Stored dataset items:
******************************

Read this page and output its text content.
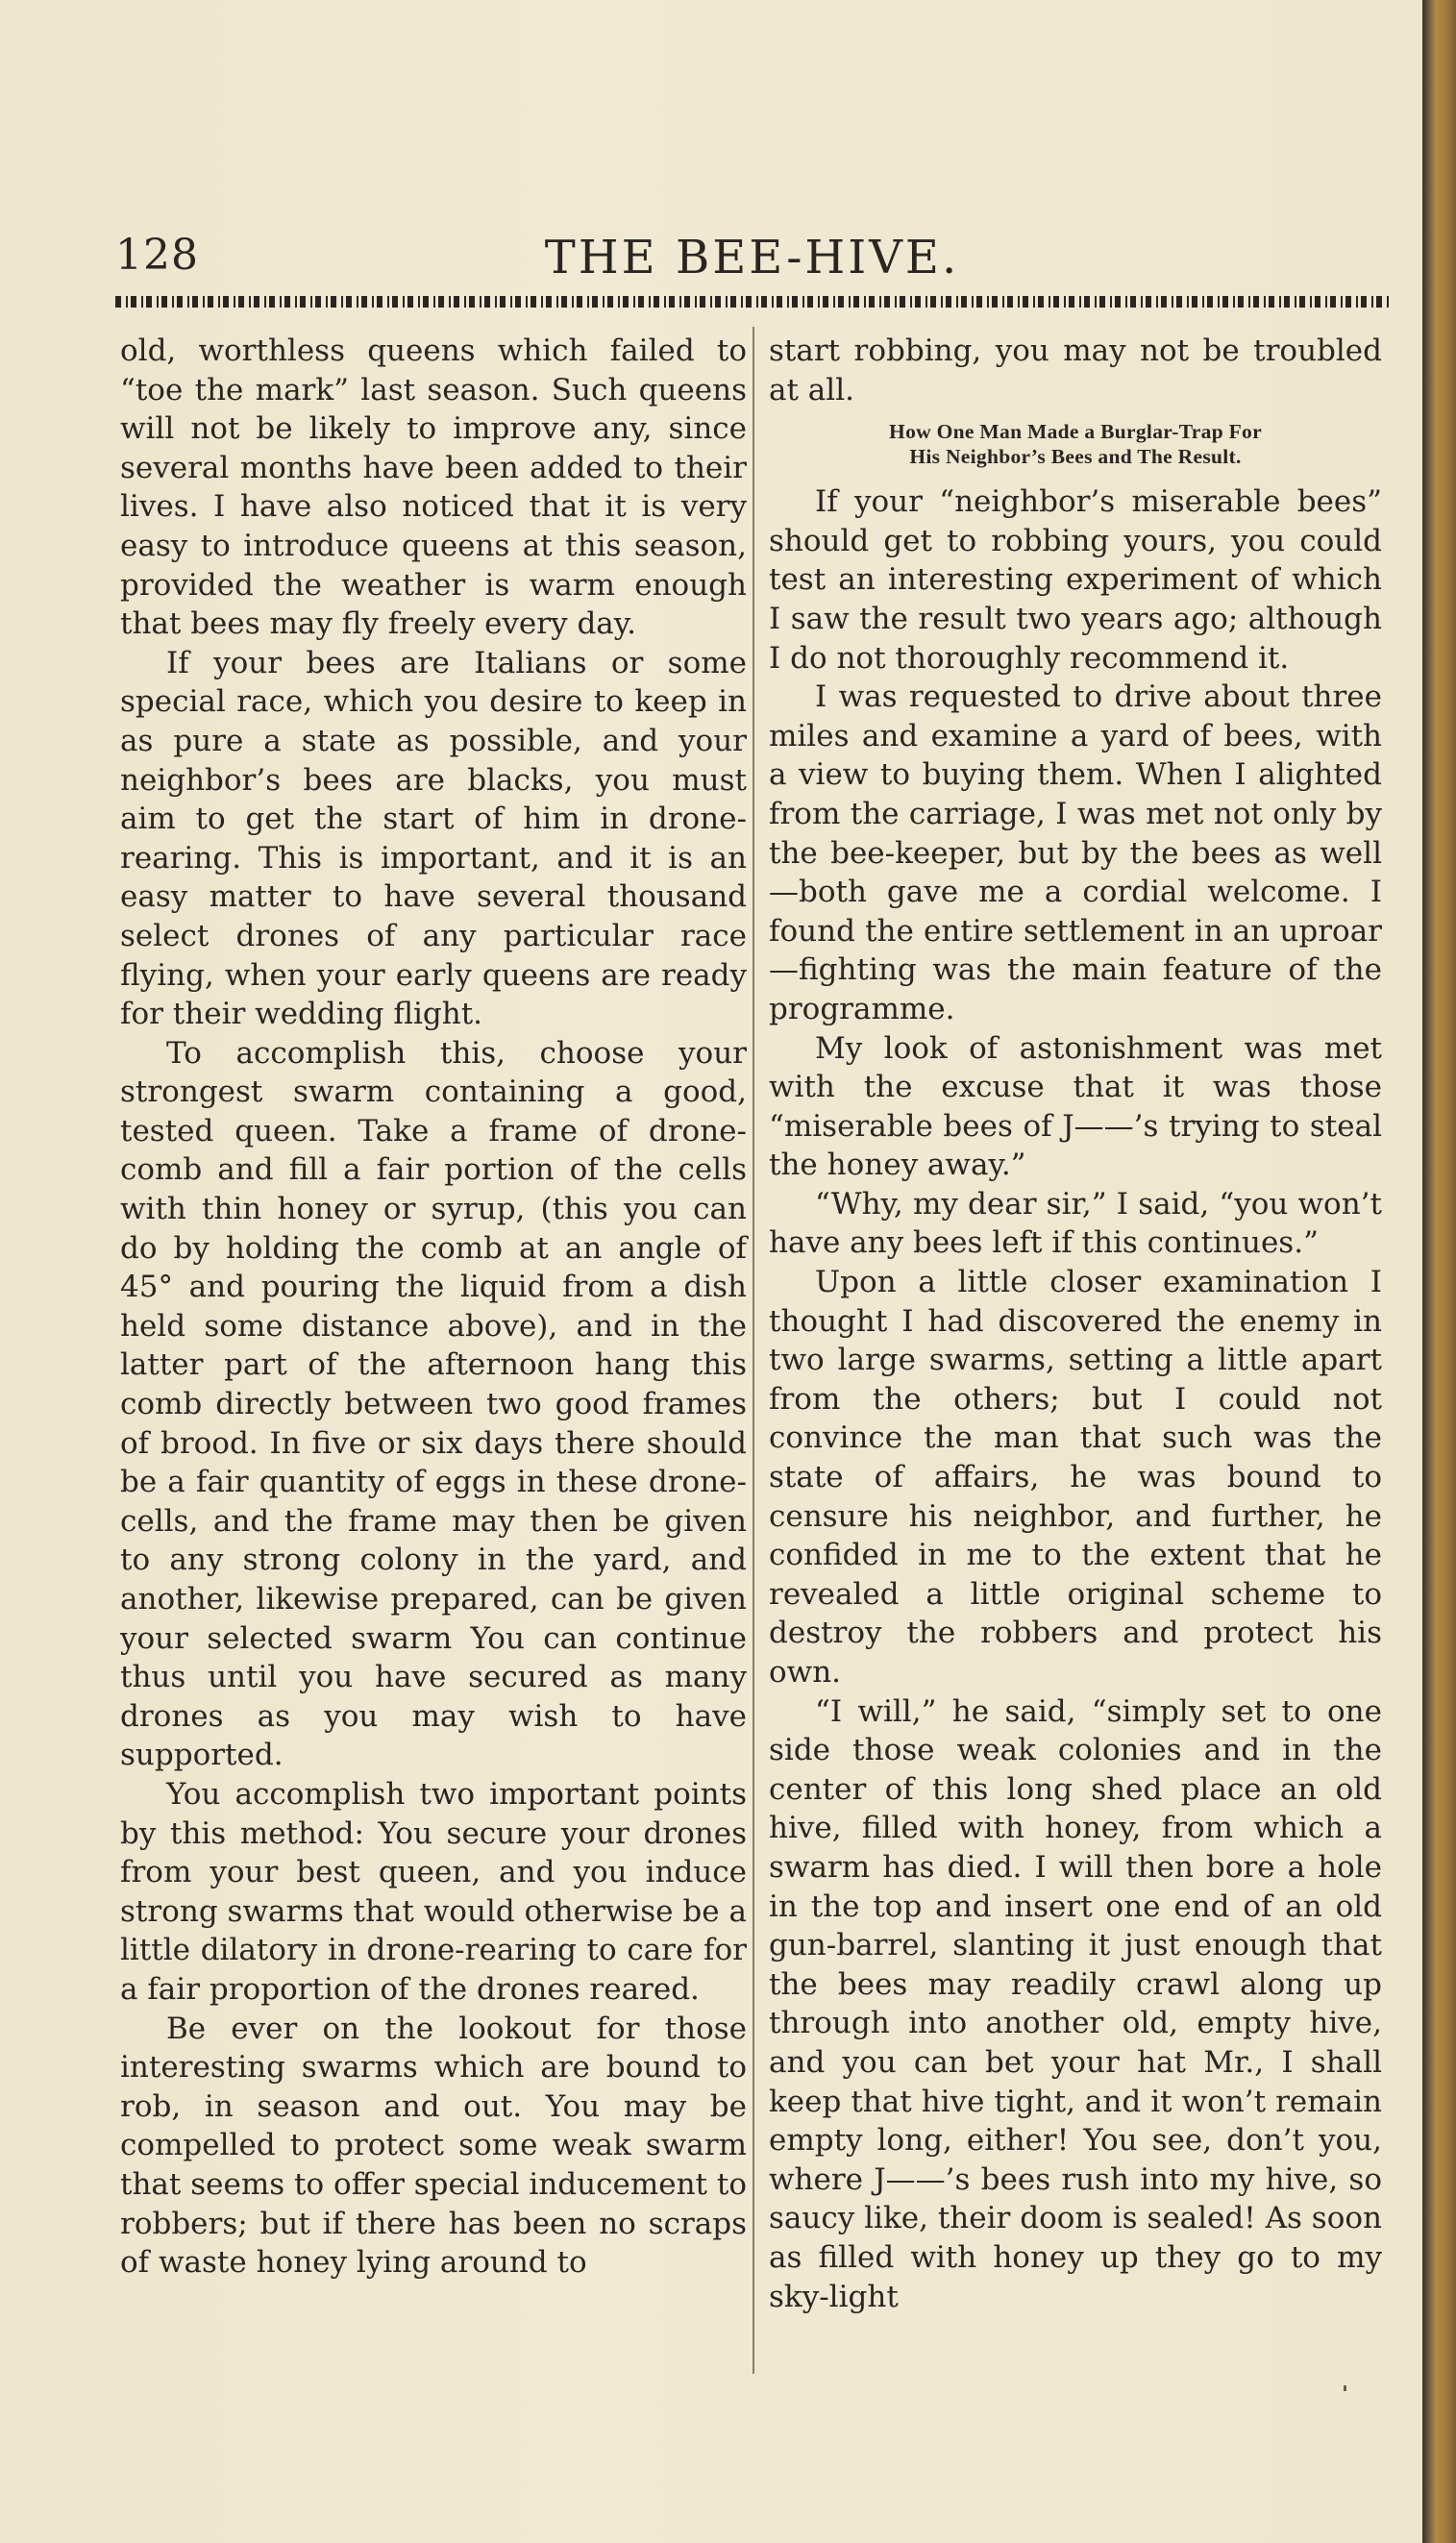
128	THE BEE-HIVE.

old, worthless queens which failed to “toe the mark” last season. Such queens will not be likely to improve any, since several months have been added to their lives. I have also noticed that it is very easy to introduce queens at this season, provided the weather is warm enough that bees may fly freely every day.

If your bees are Italians or some special race, which you desire to keep in as pure a state as possible, and your neighbor’s bees are blacks, you must aim to get the start of him in drone-rearing. This is important, and it is an easy matter to have several thousand select drones of any particular race flying, when your early queens are ready for their wedding flight.

To accomplish this, choose your strongest swarm containing a good, tested queen. Take a frame of drone-comb and fill a fair portion of the cells with thin honey or syrup, (this you can do by holding the comb at an angle of 45° and pouring the liquid from a dish held some distance above), and in the latter part of the afternoon hang this comb directly between two good frames of brood. In five or six days there should be a fair quantity of eggs in these drone-cells, and the frame may then be given to any strong colony in the yard, and another, likewise prepared, can be given your selected swarm You can continue thus until you have secured as many drones as you may wish to have supported.

You accomplish two important points by this method: You secure your drones from your best queen, and you induce strong swarms that would otherwise be a little dilatory in drone-rearing to care for a fair proportion of the drones reared.

Be ever on the lookout for those interesting swarms which are bound to rob, in season and out. You may be compelled to protect some weak swarm that seems to offer special inducement to robbers; but if there has been no scraps of waste honey lying around to

start robbing, you may not be troubled at all.

How One Man Made a Burglar-Trap For
His Neighbor’s Bees and The Result.

If your “neighbor’s miserable bees” should get to robbing yours, you could test an interesting experiment of which I saw the result two years ago; although I do not thoroughly recommend it.

I was requested to drive about three miles and examine a yard of bees, with a view to buying them. When I alighted from the carriage, I was met not only by the bee-keeper, but by the bees as well—both gave me a cordial welcome. I found the entire settlement in an uproar—fighting was the main feature of the programme.

My look of astonishment was met with the excuse that it was those “miserable bees of J——’s trying to steal the honey away.”

“Why, my dear sir,” I said, “you won’t have any bees left if this continues.”

Upon a little closer examination I thought I had discovered the enemy in two large swarms, setting a little apart from the others; but I could not convince the man that such was the state of affairs, he was bound to censure his neighbor, and further, he confided in me to the extent that he revealed a little original scheme to destroy the robbers and protect his own.

“I will,” he said, “simply set to one side those weak colonies and in the center of this long shed place an old hive, filled with honey, from which a swarm has died. I will then bore a hole in the top and insert one end of an old gun-barrel, slanting it just enough that the bees may readily crawl along up through into another old, empty hive, and you can bet your hat Mr., I shall keep that hive tight, and it won’t remain empty long, either! You see, don’t you, where J——’s bees rush into my hive, so saucy like, their doom is sealed! As soon as filled with honey up they go to my sky-light
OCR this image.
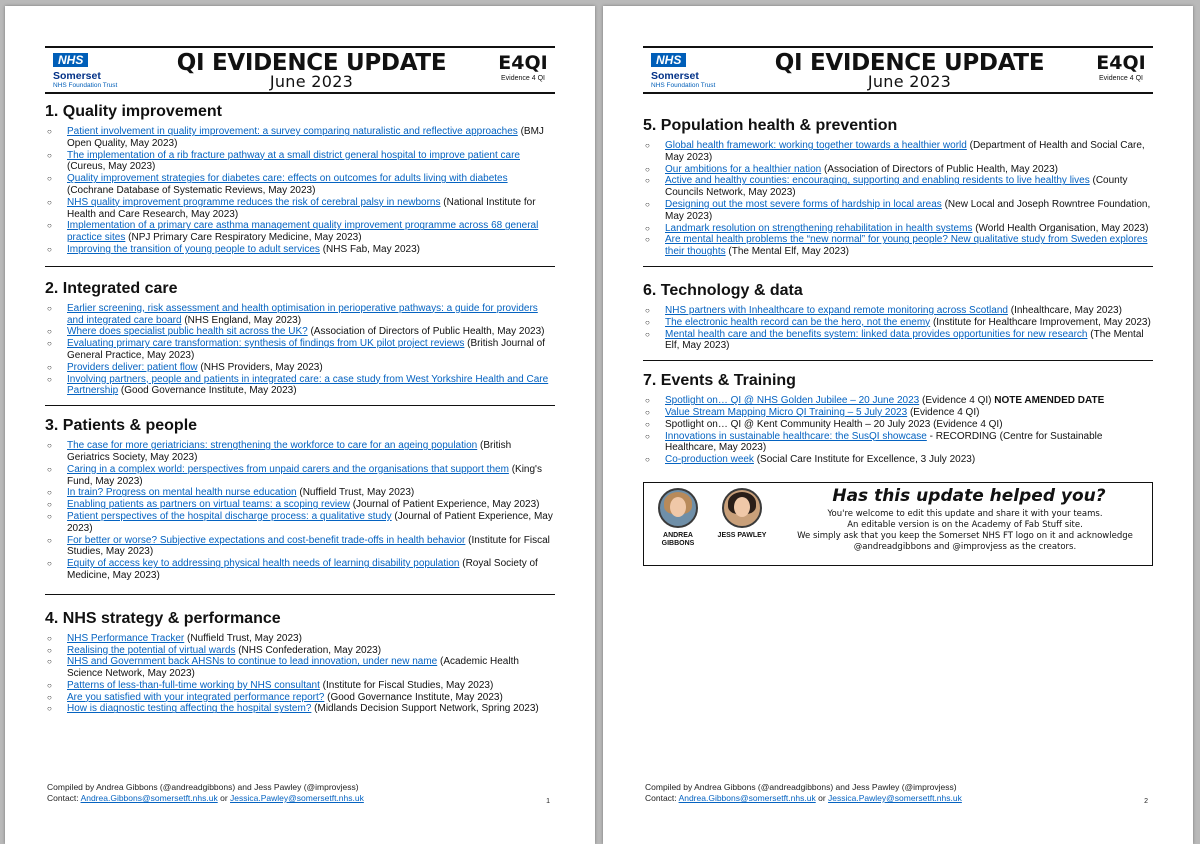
NHS
Somerset
NHS Foundation Trust
QI EVIDENCE UPDATE
June 2023
E4QI
Evidence 4 QI
1. Quality improvement
○ Patient involvement in quality improvement: a survey comparing naturalistic and reflective approaches (BMJ Open Quality, May 2023)
○ The implementation of a rib fracture pathway at a small district general hospital to improve patient care (Cureus, May 2023)
○ Quality improvement strategies for diabetes care: effects on outcomes for adults living with diabetes (Cochrane Database of Systematic Reviews, May 2023)
○ NHS quality improvement programme reduces the risk of cerebral palsy in newborns (National Institute for Health and Care Research, May 2023)
○ Implementation of a primary care asthma management quality improvement programme across 68 general practice sites (NPJ Primary Care Respiratory Medicine, May 2023)
○ Improving the transition of young people to adult services (NHS Fab, May 2023)
2. Integrated care
○ Earlier screening, risk assessment and health optimisation in perioperative pathways: a guide for providers and integrated care board (NHS England, May 2023)
○ Where does specialist public health sit across the UK? (Association of Directors of Public Health, May 2023)
○ Evaluating primary care transformation: synthesis of findings from UK pilot project reviews (British Journal of General Practice, May 2023)
○ Providers deliver: patient flow (NHS Providers, May 2023)
○ Involving partners, people and patients in integrated care: a case study from West Yorkshire Health and Care Partnership (Good Governance Institute, May 2023)
3. Patients & people
○ The case for more geriatricians: strengthening the workforce to care for an ageing population (British Geriatrics Society, May 2023)
○ Caring in a complex world: perspectives from unpaid carers and the organisations that support them (King's Fund, May 2023)
○ In train? Progress on mental health nurse education (Nuffield Trust, May 2023)
○ Enabling patients as partners on virtual teams: a scoping review (Journal of Patient Experience, May 2023)
○ Patient perspectives of the hospital discharge process: a qualitative study (Journal of Patient Experience, May 2023)
○ For better or worse? Subjective expectations and cost-benefit trade-offs in health behavior (Institute for Fiscal Studies, May 2023)
○ Equity of access key to addressing physical health needs of learning disability population (Royal Society of Medicine, May 2023)
4. NHS strategy & performance
○ NHS Performance Tracker (Nuffield Trust, May 2023)
○ Realising the potential of virtual wards (NHS Confederation, May 2023)
○ NHS and Government back AHSNs to continue to lead innovation, under new name (Academic Health Science Network, May 2023)
○ Patterns of less-than-full-time working by NHS consultant (Institute for Fiscal Studies, May 2023)
○ Are you satisfied with your integrated performance report? (Good Governance Institute, May 2023)
○ How is diagnostic testing affecting the hospital system? (Midlands Decision Support Network, Spring 2023)
Compiled by Andrea Gibbons (@andreadgibbons) and Jess Pawley (@improvjess)
Contact: Andrea.Gibbons@somersetft.nhs.uk or Jessica.Pawley@somersetft.nhs.uk	1
NHS
Somerset
NHS Foundation Trust
QI EVIDENCE UPDATE
June 2023
E4QI
Evidence 4 QI
5. Population health & prevention
○ Global health framework: working together towards a healthier world (Department of Health and Social Care, May 2023)
○ Our ambitions for a healthier nation (Association of Directors of Public Health, May 2023)
○ Active and healthy counties: encouraging, supporting and enabling residents to live healthy lives (County Councils Network, May 2023)
○ Designing out the most severe forms of hardship in local areas (New Local and Joseph Rowntree Foundation, May 2023)
○ Landmark resolution on strengthening rehabilitation in health systems (World Health Organisation, May 2023)
○ Are mental health problems the “new normal” for young people? New qualitative study from Sweden explores their thoughts (The Mental Elf, May 2023)
6. Technology & data
○ NHS partners with Inhealthcare to expand remote monitoring across Scotland (Inhealthcare, May 2023)
○ The electronic health record can be the hero, not the enemy (Institute for Healthcare Improvement, May 2023)
○ Mental health care and the benefits system: linked data provides opportunities for new research (The Mental Elf, May 2023)
7. Events & Training
○ Spotlight on… QI @ NHS Golden Jubilee – 20 June 2023 (Evidence 4 QI) NOTE AMENDED DATE
○ Value Stream Mapping Micro QI Training – 5 July 2023 (Evidence 4 QI)
○ Spotlight on… QI @ Kent Community Health – 20 July 2023 (Evidence 4 QI)
○ Innovations in sustainable healthcare: the SusQI showcase - RECORDING (Centre for Sustainable Healthcare, May 2023)
○ Co-production week (Social Care Institute for Excellence, 3 July 2023)
ANDREA GIBBONS
JESS PAWLEY
Has this update helped you?
You're welcome to edit this update and share it with your teams.
An editable version is on the Academy of Fab Stuff site.
We simply ask that you keep the Somerset NHS FT logo on it and acknowledge
@andreadgibbons and @improvjess as the creators.
Compiled by Andrea Gibbons (@andreadgibbons) and Jess Pawley (@improvjess)
Contact: Andrea.Gibbons@somersetft.nhs.uk or Jessica.Pawley@somersetft.nhs.uk	2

******************************

* _TASK DETAILS_
All of the records need to be restated word for word, but not the pictures.

* _ANSWER BELOW_
Read this page and output its text content.
128	THE BEE-HIVE.

old, worthless queens which failed to “toe the mark” last season. Such queens will not be likely to improve any, since several months have been added to their lives. I have also noticed that it is very easy to introduce queens at this season, provided the weather is warm enough that bees may fly freely every day.

If your bees are Italians or some special race, which you desire to keep in as pure a state as possible, and your neighbor’s bees are blacks, you must aim to get the start of him in drone-rearing. This is important, and it is an easy matter to have several thousand select drones of any particular race flying, when your early queens are ready for their wedding flight.

To accomplish this, choose your strongest swarm containing a good, tested queen. Take a frame of drone-comb and fill a fair portion of the cells with thin honey or syrup, (this you can do by holding the comb at an angle of 45° and pouring the liquid from a dish held some distance above), and in the latter part of the afternoon hang this comb directly between two good frames of brood. In five or six days there should be a fair quantity of eggs in these drone-cells, and the frame may then be given to any strong colony in the yard, and another, likewise prepared, can be given your selected swarm You can continue thus until you have secured as many drones as you may wish to have supported.

You accomplish two important points by this method: You secure your drones from your best queen, and you induce strong swarms that would otherwise be a little dilatory in drone-rearing to care for a fair proportion of the drones reared.

Be ever on the lookout for those interesting swarms which are bound to rob, in season and out. You may be compelled to protect some weak swarm that seems to offer special inducement to robbers; but if there has been no scraps of waste honey lying around to

start robbing, you may not be troubled at all.

How One Man Made a Burglar-Trap For
His Neighbor’s Bees and The Result.

If your “neighbor’s miserable bees” should get to robbing yours, you could test an interesting experiment of which I saw the result two years ago; although I do not thoroughly recommend it.

I was requested to drive about three miles and examine a yard of bees, with a view to buying them. When I alighted from the carriage, I was met not only by the bee-keeper, but by the bees as well—both gave me a cordial welcome. I found the entire settlement in an uproar—fighting was the main feature of the programme.

My look of astonishment was met with the excuse that it was those “miserable bees of J——’s trying to steal the honey away.”

“Why, my dear sir,” I said, “you won’t have any bees left if this continues.”

Upon a little closer examination I thought I had discovered the enemy in two large swarms, setting a little apart from the others; but I could not convince the man that such was the state of affairs, he was bound to censure his neighbor, and further, he confided in me to the extent that he revealed a little original scheme to destroy the robbers and protect his own.

“I will,” he said, “simply set to one side those weak colonies and in the center of this long shed place an old hive, filled with honey, from which a swarm has died. I will then bore a hole in the top and insert one end of an old gun-barrel, slanting it just enough that the bees may readily crawl along up through into another old, empty hive, and you can bet your hat Mr., I shall keep that hive tight, and it won’t remain empty long, either! You see, don’t you, where J——’s bees rush into my hive, so saucy like, their doom is sealed! As soon as filled with honey up they go to my sky-light
OCR this image.
NHS
Somerset
NHS Foundation Trust
QI EVIDENCE UPDATE
June 2023
E4QI
Evidence 4 QI
1. Quality improvement
○ Patient involvement in quality improvement: a survey comparing naturalistic and reflective approaches (BMJ Open Quality, May 2023)
○ The implementation of a rib fracture pathway at a small district general hospital to improve patient care (Cureus, May 2023)
○ Quality improvement strategies for diabetes care: effects on outcomes for adults living with diabetes (Cochrane Database of Systematic Reviews, May 2023)
○ NHS quality improvement programme reduces the risk of cerebral palsy in newborns (National Institute for Health and Care Research, May 2023)
○ Implementation of a primary care asthma management quality improvement programme across 68 general practice sites (NPJ Primary Care Respiratory Medicine, May 2023)
○ Improving the transition of young people to adult services (NHS Fab, May 2023)
2. Integrated care
○ Earlier screening, risk assessment and health optimisation in perioperative pathways: a guide for providers and integrated care board (NHS England, May 2023)
○ Where does specialist public health sit across the UK? (Association of Directors of Public Health, May 2023)
○ Evaluating primary care transformation: synthesis of findings from UK pilot project reviews (British Journal of General Practice, May 2023)
○ Providers deliver: patient flow (NHS Providers, May 2023)
○ Involving partners, people and patients in integrated care: a case study from West Yorkshire Health and Care Partnership (Good Governance Institute, May 2023)
3. Patients & people
○ The case for more geriatricians: strengthening the workforce to care for an ageing population (British Geriatrics Society, May 2023)
○ Caring in a complex world: perspectives from unpaid carers and the organisations that support them (King's Fund, May 2023)
○ In train? Progress on mental health nurse education (Nuffield Trust, May 2023)
○ Enabling patients as partners on virtual teams: a scoping review (Journal of Patient Experience, May 2023)
○ Patient perspectives of the hospital discharge process: a qualitative study (Journal of Patient Experience, May 2023)
○ For better or worse? Subjective expectations and cost-benefit trade-offs in health behavior (Institute for Fiscal Studies, May 2023)
○ Equity of access key to addressing physical health needs of learning disability population (Royal Society of Medicine, May 2023)
4. NHS strategy & performance
○ NHS Performance Tracker (Nuffield Trust, May 2023)
○ Realising the potential of virtual wards (NHS Confederation, May 2023)
○ NHS and Government back AHSNs to continue to lead innovation, under new name (Academic Health Science Network, May 2023)
○ Patterns of less-than-full-time working by NHS consultant (Institute for Fiscal Studies, May 2023)
○ Are you satisfied with your integrated performance report? (Good Governance Institute, May 2023)
○ How is diagnostic testing affecting the hospital system? (Midlands Decision Support Network, Spring 2023)
Compiled by Andrea Gibbons (@andreadgibbons) and Jess Pawley (@improvjess)
Contact: Andrea.Gibbons@somersetft.nhs.uk or Jessica.Pawley@somersetft.nhs.uk	1
NHS
Somerset
NHS Foundation Trust
QI EVIDENCE UPDATE
June 2023
E4QI
Evidence 4 QI
5. Population health & prevention
○ Global health framework: working together towards a healthier world (Department of Health and Social Care, May 2023)
○ Our ambitions for a healthier nation (Association of Directors of Public Health, May 2023)
○ Active and healthy counties: encouraging, supporting and enabling residents to live healthy lives (County Councils Network, May 2023)
○ Designing out the most severe forms of hardship in local areas (New Local and Joseph Rowntree Foundation, May 2023)
○ Landmark resolution on strengthening rehabilitation in health systems (World Health Organisation, May 2023)
○ Are mental health problems the “new normal” for young people? New qualitative study from Sweden explores their thoughts (The Mental Elf, May 2023)
6. Technology & data
○ NHS partners with Inhealthcare to expand remote monitoring across Scotland (Inhealthcare, May 2023)
○ The electronic health record can be the hero, not the enemy (Institute for Healthcare Improvement, May 2023)
○ Mental health care and the benefits system: linked data provides opportunities for new research (The Mental Elf, May 2023)
7. Events & Training
○ Spotlight on… QI @ NHS Golden Jubilee – 20 June 2023 (Evidence 4 QI) NOTE AMENDED DATE
○ Value Stream Mapping Micro QI Training – 5 July 2023 (Evidence 4 QI)
○ Spotlight on… QI @ Kent Community Health – 20 July 2023 (Evidence 4 QI)
○ Innovations in sustainable healthcare: the SusQI showcase - RECORDING (Centre for Sustainable Healthcare, May 2023)
○ Co-production week (Social Care Institute for Excellence, 3 July 2023)
ANDREA GIBBONS
JESS PAWLEY
Has this update helped you?
You're welcome to edit this update and share it with your teams.
An editable version is on the Academy of Fab Stuff site.
We simply ask that you keep the Somerset NHS FT logo on it and acknowledge
@andreadgibbons and @improvjess as the creators.
Compiled by Andrea Gibbons (@andreadgibbons) and Jess Pawley (@improvjess)
Contact: Andrea.Gibbons@somersetft.nhs.uk or Jessica.Pawley@somersetft.nhs.uk	2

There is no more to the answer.